### MATERIAL FOR THIS TASK ###

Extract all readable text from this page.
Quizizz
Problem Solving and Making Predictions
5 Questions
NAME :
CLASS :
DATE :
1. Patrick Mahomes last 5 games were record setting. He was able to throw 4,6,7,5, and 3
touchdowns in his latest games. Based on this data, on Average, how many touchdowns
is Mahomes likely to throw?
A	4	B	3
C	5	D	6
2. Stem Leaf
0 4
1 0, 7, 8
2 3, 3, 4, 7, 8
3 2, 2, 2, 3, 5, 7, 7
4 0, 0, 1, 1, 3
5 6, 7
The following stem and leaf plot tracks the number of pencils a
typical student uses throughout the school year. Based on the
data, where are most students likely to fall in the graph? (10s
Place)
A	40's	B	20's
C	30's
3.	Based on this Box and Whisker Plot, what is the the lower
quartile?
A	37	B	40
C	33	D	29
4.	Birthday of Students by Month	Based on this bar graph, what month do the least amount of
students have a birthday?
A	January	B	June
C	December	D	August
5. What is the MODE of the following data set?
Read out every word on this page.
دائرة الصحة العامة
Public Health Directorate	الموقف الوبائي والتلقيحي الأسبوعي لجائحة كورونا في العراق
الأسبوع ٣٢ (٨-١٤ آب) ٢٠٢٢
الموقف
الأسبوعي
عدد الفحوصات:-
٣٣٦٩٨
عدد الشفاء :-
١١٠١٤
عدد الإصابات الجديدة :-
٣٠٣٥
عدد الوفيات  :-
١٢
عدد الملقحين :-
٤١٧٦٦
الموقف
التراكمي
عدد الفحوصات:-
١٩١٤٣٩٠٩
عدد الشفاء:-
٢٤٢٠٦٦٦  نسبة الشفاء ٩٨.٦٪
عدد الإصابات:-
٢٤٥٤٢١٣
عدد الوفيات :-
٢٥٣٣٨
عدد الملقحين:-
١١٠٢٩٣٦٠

###

» STATED TASK: Copy out each record exactly as given, omitting none.

» CORRECT ANSWER:
Extract all readable text from this page.
Quizizz
Problem Solving and Making Predictions
5 Questions
NAME :
CLASS :
DATE :
1. Patrick Mahomes last 5 games were record setting. He was able to throw 4,6,7,5, and 3
touchdowns in his latest games. Based on this data, on Average, how many touchdowns
is Mahomes likely to throw?
A	4	B	3
C	5	D	6
2. Stem Leaf
0 4
1 0, 7, 8
2 3, 3, 4, 7, 8
3 2, 2, 2, 3, 5, 7, 7
4 0, 0, 1, 1, 3
5 6, 7
The following stem and leaf plot tracks the number of pencils a
typical student uses throughout the school year. Based on the
data, where are most students likely to fall in the graph? (10s
Place)
A	40's	B	20's
C	30's
3.	Based on this Box and Whisker Plot, what is the the lower
quartile?
A	37	B	40
C	33	D	29
4.	Birthday of Students by Month	Based on this bar graph, what month do the least amount of
students have a birthday?
A	January	B	June
C	December	D	August
5. What is the MODE of the following data set?
Read out every word on this page.
دائرة الصحة العامة
Public Health Directorate	الموقف الوبائي والتلقيحي الأسبوعي لجائحة كورونا في العراق
الأسبوع ٣٢ (٨-١٤ آب) ٢٠٢٢
الموقف
الأسبوعي
عدد الفحوصات:-
٣٣٦٩٨
عدد الشفاء :-
١١٠١٤
عدد الإصابات الجديدة :-
٣٠٣٥
عدد الوفيات  :-
١٢
عدد الملقحين :-
٤١٧٦٦
الموقف
التراكمي
عدد الفحوصات:-
١٩١٤٣٩٠٩
عدد الشفاء:-
٢٤٢٠٦٦٦  نسبة الشفاء ٩٨.٦٪
عدد الإصابات:-
٢٤٥٤٢١٣
عدد الوفيات :-
٢٥٣٣٨
عدد الملقحين:-
١١٠٢٩٣٦٠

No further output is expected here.